> ENUNCIADO 1: Reproduce sin cambios todo lo que va desde el comienzo de las filas hasta la línea que contiene "148, 759, 189]", ambas incluidas.
> ENUNCIADO 2: Prolonga el texto sobre la amenaza de huelga de los jueces a partir de su última oración.

> TEXTO DE LECTURA:

══════════

Aunque la huelga con la que amenazan "en caso extremo" no se lleve a efecto, su sólo anuncio plantea ya una situación desconocida hasta ahora en España, que indica bien a las claras que todavía es posible dar un paso más en el camino, tan irreflexivamente transitado a veces, de la paralización por motivos dudosamente reivindicativos de sectores que son esenciales para la vida ciudadana. En el caso de los jueces, la huelga no sólo significaría el colapso total de un servicio tutelar de los más elementales derechos de los ciudadanos, sino que afectaría gravísimamente al propio funcionamiento del Estado. Es más que discutible que el juez, al que la Constitución prohíbe expresamente la sindicación, pueda acogerse al derecho de huelga. Una acción así tendría efectos imprevisibles en el terreno institucional, pues no se comprende muy bien cómo un poder estatal pueda dejar de funcionar y huelgue durante un tiempo. Es difícil imaginar que los diputados, por ejemplo, se declarasen en huelga para tratar de resolver un enfrentamiento con el Ejecutivo. Que un poder del Estado intente por esta vía resolver sus conflictos con otro no dejará de provocar el pasmo en amplios sectores ciudadanos y el descrédito de los patrocinadores de acción tan irresponsable.

══════════

> DATOS DEL EJERCICIO:
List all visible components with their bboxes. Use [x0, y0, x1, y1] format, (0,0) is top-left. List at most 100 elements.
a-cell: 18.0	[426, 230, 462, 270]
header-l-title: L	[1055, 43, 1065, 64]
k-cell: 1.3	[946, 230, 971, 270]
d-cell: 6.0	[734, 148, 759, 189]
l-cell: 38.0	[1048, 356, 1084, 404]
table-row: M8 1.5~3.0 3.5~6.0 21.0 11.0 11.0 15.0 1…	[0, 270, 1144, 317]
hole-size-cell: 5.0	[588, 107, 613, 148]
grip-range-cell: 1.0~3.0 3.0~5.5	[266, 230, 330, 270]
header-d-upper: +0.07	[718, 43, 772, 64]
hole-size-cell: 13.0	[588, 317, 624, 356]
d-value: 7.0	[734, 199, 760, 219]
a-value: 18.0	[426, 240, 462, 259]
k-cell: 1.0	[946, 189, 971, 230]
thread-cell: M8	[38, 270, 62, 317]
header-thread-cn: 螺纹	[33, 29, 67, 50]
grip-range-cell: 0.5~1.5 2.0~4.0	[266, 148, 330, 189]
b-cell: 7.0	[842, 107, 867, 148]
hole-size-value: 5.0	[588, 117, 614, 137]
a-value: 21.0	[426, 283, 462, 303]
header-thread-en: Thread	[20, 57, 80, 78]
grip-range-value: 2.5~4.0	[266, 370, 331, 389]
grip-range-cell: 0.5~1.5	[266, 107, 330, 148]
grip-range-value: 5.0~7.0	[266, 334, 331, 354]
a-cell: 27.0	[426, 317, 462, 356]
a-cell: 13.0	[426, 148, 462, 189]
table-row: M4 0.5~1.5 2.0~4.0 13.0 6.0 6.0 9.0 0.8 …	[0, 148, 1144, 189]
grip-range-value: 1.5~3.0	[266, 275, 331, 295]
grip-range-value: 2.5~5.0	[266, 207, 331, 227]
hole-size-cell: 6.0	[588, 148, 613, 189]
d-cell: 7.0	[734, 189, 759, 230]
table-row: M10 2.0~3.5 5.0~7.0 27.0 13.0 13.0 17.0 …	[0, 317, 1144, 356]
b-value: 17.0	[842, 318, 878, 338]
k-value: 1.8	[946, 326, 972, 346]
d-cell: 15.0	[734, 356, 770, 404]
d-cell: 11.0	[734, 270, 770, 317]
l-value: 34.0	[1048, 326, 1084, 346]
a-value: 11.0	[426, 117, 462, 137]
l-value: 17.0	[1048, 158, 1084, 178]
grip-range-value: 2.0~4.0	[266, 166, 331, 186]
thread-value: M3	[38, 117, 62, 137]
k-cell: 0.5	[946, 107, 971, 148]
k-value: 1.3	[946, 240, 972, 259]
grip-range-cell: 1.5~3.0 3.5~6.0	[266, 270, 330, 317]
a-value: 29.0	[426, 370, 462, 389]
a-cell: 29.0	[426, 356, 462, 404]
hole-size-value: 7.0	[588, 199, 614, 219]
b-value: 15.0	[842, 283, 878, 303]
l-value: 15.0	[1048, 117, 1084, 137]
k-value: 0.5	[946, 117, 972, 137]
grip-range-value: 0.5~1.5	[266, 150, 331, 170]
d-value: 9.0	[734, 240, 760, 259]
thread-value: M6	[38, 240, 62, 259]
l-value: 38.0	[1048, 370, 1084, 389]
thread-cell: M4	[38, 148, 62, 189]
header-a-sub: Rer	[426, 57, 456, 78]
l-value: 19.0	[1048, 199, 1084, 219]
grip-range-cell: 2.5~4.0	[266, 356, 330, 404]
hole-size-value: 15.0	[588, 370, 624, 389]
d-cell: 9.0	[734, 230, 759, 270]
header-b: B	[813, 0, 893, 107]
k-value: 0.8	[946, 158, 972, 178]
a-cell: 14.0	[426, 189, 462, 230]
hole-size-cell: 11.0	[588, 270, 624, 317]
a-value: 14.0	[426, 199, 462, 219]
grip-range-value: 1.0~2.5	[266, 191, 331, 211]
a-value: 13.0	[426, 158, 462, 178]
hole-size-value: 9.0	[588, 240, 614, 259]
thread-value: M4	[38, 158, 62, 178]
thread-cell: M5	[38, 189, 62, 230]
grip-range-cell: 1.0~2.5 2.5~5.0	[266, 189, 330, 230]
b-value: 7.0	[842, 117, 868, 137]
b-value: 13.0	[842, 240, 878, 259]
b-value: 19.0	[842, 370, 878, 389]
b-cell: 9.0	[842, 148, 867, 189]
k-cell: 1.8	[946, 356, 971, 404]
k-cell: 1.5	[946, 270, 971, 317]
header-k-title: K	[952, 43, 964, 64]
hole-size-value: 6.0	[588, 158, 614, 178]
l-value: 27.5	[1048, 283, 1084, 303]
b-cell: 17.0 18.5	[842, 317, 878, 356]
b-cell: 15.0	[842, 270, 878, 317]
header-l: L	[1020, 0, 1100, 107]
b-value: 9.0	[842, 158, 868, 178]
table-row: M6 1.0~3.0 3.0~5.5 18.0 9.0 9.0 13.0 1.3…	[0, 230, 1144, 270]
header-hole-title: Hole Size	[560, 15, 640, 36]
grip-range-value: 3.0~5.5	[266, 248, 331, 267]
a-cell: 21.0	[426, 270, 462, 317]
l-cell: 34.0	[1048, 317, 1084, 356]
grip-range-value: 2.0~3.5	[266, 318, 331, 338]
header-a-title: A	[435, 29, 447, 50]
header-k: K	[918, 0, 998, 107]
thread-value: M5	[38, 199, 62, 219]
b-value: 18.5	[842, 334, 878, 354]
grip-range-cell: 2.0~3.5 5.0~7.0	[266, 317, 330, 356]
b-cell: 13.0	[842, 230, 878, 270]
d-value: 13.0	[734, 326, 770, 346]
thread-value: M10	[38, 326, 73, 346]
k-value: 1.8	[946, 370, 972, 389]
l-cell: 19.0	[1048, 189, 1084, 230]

══════════

> RESULTADO DEL EJERCICIO 1:
List all visible components with their bboxes. Use [x0, y0, x1, y1] format, (0,0) is top-left. List at most 100 elements.
a-cell: 18.0	[426, 230, 462, 270]
header-l-title: L	[1055, 43, 1065, 64]
k-cell: 1.3	[946, 230, 971, 270]
d-cell: 6.0	[734, 148, 759, 189]

> RESULTADO DEL EJERCICIO 2:
Pero, dicho esto, tienen razón los jueces cuando tratan de sensibilizar a la opinión pública sobre las deplorables condiciones de su trabajo y el insuficiente nivel de sus retribuciones. La estampa del juez que acude poco menos que de visita a su juzgado es ya una excepción. Ni la presión social ni la estadística le permiten tal holganza hoy día. Prácticamente el mismo número de jueces de hace 20 años tiene que hacer frente en 1988 a por lo menos 15 veces más asuntos. Si esta situación persiste -y todos los datos apuntan a que se degrada por momentos-, las más elementales garantías procesales que protegen al ciudadano corren el grave riesgo de convertirse en papel mojado. La función de los jueces, que se ejercita sobre bienes tan esenciales como la libertad o la seguridad de los ciudadanos, exige un nivel de calidad incompatible con la irreflexión o el atropello.
Huérfano el Consejo General del Poder Judicial de toda competencia organizativa y reducido a pura farfolla -el presidente del Gobierno, o desconoce la ley, o está mal aconsejado cuando imputa a este organismo pasividad en el desarrollo de sus competencias-, el exclusivo responsable de la lamentable planificación y gestión del personal y medios puestos a disposición de los tribunales es el Gobierno. Es de su incumbencia acabar de una vez por todas con el actual marasmo de la justicia. Hacer oídos sordos a las voces que avisan sobre el desastre que se avecina sería un acto de total irresponsabilidad.